Dataset entries:
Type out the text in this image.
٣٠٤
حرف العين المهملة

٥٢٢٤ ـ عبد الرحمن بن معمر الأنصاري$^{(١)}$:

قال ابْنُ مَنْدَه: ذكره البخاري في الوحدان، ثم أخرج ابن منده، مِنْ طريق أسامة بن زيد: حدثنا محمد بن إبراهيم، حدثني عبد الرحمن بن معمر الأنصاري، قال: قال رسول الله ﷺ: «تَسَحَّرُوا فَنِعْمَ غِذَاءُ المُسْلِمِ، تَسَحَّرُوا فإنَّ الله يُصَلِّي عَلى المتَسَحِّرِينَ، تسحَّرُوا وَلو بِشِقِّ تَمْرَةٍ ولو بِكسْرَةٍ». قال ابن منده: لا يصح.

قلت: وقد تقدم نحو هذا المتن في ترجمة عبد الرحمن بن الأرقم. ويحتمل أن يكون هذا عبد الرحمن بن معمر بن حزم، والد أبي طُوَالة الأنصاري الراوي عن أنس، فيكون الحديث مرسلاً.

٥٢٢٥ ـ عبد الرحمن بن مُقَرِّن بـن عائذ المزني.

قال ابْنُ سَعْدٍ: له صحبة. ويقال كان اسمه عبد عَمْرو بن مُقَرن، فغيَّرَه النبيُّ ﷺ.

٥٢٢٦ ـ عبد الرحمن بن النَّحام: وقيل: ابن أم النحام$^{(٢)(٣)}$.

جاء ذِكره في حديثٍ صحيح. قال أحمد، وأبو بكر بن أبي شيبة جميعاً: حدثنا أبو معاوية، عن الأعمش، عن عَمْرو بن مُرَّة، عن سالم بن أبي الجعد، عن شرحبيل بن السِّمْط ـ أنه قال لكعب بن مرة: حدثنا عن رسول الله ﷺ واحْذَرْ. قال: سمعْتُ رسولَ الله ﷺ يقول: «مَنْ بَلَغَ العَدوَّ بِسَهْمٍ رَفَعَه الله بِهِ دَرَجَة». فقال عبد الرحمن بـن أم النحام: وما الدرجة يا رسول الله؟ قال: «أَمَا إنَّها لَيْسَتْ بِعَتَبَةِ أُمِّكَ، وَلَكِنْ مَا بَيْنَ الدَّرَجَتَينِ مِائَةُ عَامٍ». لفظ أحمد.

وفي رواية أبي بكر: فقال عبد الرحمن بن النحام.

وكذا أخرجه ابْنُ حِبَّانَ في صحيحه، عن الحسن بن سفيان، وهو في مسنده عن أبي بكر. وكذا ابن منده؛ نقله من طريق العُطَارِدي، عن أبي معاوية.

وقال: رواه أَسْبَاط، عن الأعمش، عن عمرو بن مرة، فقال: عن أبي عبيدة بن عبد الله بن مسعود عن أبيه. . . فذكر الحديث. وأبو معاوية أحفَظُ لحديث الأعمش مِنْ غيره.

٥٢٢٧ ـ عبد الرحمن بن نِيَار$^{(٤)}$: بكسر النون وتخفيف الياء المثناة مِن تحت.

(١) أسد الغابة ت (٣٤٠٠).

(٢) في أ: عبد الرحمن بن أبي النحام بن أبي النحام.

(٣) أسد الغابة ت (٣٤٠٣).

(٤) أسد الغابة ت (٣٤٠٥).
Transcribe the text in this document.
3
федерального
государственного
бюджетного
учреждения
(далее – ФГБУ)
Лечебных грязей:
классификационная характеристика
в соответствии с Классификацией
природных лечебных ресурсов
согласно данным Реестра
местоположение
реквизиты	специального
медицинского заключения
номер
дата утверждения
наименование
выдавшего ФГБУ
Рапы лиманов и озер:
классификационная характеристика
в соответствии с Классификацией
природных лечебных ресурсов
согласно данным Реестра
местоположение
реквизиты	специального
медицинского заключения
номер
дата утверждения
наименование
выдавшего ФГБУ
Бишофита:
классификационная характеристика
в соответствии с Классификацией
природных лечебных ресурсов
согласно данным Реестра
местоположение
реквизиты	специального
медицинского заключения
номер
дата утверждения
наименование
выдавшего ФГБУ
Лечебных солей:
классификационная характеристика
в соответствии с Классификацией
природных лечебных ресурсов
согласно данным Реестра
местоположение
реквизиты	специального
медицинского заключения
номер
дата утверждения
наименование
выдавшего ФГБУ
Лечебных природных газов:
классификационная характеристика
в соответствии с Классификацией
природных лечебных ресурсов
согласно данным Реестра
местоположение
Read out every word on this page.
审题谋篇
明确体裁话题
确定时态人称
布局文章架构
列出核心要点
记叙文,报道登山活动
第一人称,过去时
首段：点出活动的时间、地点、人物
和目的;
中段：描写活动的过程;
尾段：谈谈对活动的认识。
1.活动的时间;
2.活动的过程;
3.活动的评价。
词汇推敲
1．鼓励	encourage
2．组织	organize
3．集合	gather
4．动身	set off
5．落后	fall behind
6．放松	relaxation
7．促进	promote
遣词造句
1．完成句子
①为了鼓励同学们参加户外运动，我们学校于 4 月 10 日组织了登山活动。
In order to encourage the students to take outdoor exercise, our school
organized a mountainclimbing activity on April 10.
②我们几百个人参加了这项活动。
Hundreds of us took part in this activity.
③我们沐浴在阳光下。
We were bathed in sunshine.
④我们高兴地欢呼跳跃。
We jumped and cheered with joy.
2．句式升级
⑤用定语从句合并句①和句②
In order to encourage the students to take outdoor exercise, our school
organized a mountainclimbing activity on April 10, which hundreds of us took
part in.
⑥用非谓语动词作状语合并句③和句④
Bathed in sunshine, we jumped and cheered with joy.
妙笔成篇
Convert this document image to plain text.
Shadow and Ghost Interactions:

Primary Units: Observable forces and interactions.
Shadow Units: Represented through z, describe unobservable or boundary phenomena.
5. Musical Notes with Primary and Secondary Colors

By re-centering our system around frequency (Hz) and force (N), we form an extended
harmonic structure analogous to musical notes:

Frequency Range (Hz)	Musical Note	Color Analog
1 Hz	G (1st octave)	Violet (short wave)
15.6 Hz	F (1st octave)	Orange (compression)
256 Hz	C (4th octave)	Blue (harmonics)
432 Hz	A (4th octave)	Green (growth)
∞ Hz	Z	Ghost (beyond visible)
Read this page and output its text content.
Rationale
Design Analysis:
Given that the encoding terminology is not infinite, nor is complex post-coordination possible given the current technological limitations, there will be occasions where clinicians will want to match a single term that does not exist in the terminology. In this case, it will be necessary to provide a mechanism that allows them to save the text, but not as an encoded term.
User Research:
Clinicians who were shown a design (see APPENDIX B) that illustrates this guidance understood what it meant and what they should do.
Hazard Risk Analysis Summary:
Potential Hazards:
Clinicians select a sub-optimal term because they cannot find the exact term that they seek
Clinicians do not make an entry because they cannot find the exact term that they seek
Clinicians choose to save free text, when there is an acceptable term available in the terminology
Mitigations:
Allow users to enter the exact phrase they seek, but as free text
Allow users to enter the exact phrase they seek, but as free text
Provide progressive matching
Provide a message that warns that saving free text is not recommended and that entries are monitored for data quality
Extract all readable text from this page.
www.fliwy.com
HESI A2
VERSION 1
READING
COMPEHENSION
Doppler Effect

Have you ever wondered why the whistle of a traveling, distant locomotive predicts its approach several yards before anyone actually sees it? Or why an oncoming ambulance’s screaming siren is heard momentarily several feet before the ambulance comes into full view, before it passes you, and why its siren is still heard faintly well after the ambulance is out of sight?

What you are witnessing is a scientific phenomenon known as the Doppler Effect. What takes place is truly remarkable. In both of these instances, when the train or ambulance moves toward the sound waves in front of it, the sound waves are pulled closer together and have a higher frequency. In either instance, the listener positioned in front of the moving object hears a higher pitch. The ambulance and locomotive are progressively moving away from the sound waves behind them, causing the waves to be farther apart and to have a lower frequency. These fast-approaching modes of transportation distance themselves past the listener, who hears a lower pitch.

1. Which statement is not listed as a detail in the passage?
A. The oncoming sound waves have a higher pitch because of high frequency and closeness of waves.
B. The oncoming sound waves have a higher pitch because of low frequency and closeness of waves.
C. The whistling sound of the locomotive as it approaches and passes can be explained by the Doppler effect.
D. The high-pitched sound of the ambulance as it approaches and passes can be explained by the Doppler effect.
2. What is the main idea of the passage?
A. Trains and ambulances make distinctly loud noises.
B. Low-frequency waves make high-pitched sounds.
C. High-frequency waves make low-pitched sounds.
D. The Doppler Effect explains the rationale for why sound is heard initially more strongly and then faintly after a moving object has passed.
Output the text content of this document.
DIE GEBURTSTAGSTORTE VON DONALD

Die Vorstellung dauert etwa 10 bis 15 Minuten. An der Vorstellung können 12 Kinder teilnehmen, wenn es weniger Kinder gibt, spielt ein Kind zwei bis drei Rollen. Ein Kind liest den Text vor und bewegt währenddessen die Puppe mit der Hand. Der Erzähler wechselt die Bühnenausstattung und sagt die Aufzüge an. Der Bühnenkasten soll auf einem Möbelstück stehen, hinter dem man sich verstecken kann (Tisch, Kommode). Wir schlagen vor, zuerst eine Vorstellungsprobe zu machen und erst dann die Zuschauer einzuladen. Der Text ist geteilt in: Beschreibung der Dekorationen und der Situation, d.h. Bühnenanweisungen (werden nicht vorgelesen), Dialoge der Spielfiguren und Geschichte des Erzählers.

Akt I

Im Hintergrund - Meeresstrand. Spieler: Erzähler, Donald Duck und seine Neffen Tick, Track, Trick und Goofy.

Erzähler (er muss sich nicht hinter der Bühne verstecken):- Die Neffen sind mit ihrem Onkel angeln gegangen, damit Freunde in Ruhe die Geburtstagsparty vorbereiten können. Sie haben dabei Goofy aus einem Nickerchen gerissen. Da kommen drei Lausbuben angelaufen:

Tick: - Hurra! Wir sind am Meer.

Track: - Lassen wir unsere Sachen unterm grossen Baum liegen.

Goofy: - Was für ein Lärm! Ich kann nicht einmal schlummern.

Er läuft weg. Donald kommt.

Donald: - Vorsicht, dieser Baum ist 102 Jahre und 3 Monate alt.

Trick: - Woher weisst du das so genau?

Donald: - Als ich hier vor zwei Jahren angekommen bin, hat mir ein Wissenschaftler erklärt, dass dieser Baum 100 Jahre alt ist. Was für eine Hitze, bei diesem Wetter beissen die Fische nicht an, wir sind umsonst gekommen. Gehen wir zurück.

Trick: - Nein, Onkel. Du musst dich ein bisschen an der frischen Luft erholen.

■ Given request
Where a line above contains the word "them", copy that line.

■ The solution
Given that the encoding terminology is not infinite, nor is complex post-coordination possible given the current technological limitations, there will be occasions where clinicians will want to match a single term that does not exist in the terminology. In this case, it will be necessary to provide a mechanism that allows them to save the text, but not as an encoded term.
What you are witnessing is a scientific phenomenon known as the Doppler Effect. What takes place is truly remarkable. In both of these instances, when the train or ambulance moves toward the sound waves in front of it, the sound waves are pulled closer together and have a higher frequency. In either instance, the listener positioned in front of the moving object hears a higher pitch. The ambulance and locomotive are progressively moving away from the sound waves behind them, causing the waves to be farther apart and to have a lower frequency. These fast-approaching modes of transportation distance themselves past the listener, who hears a lower pitch.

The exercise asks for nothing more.